## [EXERCISE INPUTS]
━━━━━━━━━━━━━━━━

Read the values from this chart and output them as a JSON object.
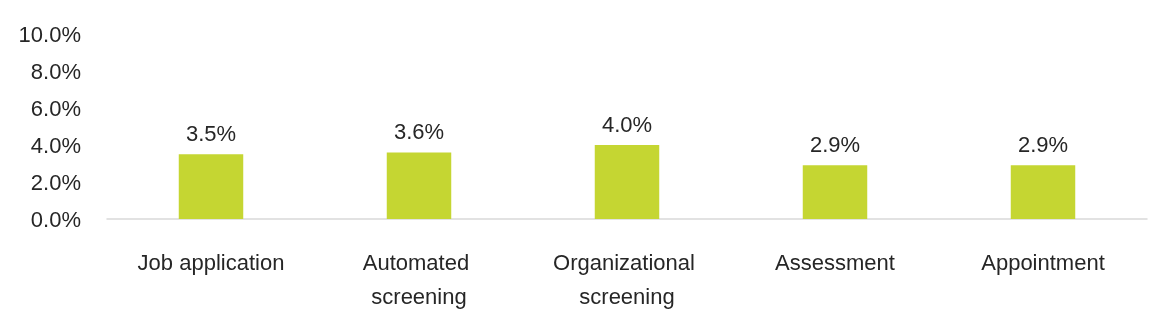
{
  "chart_data": {
    "type": "bar",
    "categories": [
      "Job application",
      "Automated screening",
      "Organizational screening",
      "Assessment",
      "Appointment"
    ],
    "values": [
      3.5,
      3.6,
      4.0,
      2.9,
      2.9
    ],
    "value_labels": [
      "3.5%",
      "3.6%",
      "4.0%",
      "2.9%",
      "2.9%"
    ],
    "color": "#c5d632",
    "ylim": [
      0,
      10
    ],
    "yticks": [
      {
        "value": 0,
        "label": "0.0%"
      },
      {
        "value": 2,
        "label": "2.0%"
      },
      {
        "value": 4,
        "label": "4.0%"
      },
      {
        "value": 6,
        "label": "6.0%"
      },
      {
        "value": 8,
        "label": "8.0%"
      },
      {
        "value": 10,
        "label": "10.0%"
      }
    ],
    "grid": false
  }
}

━━━━━━━━━━━━━━━━

## [WHAT THE EXERCISE ASKS]
Retype every entry verbatim and exclude the pictures from the copy.

## [RESPONSE FOR THIS EXERCISE]
Read the values from this chart and output them as a JSON object.
{
  "chart_data": {
    "type": "bar",
    "categories": [
      "Job application",
      "Automated screening",
      "Organizational screening",
      "Assessment",
      "Appointment"
    ],
    "values": [
      3.5,
      3.6,
      4.0,
      2.9,
      2.9
    ],
    "value_labels": [
      "3.5%",
      "3.6%",
      "4.0%",
      "2.9%",
      "2.9%"
    ],
    "color": "#c5d632",
    "ylim": [
      0,
      10
    ],
    "yticks": [
      {
        "value": 0,
        "label": "0.0%"
      },
      {
        "value": 2,
        "label": "2.0%"
      },
      {
        "value": 4,
        "label": "4.0%"
      },
      {
        "value": 6,
        "label": "6.0%"
      },
      {
        "value": 8,
        "label": "8.0%"
      },
      {
        "value": 10,
        "label": "10.0%"
      }
    ],
    "grid": false
  }
}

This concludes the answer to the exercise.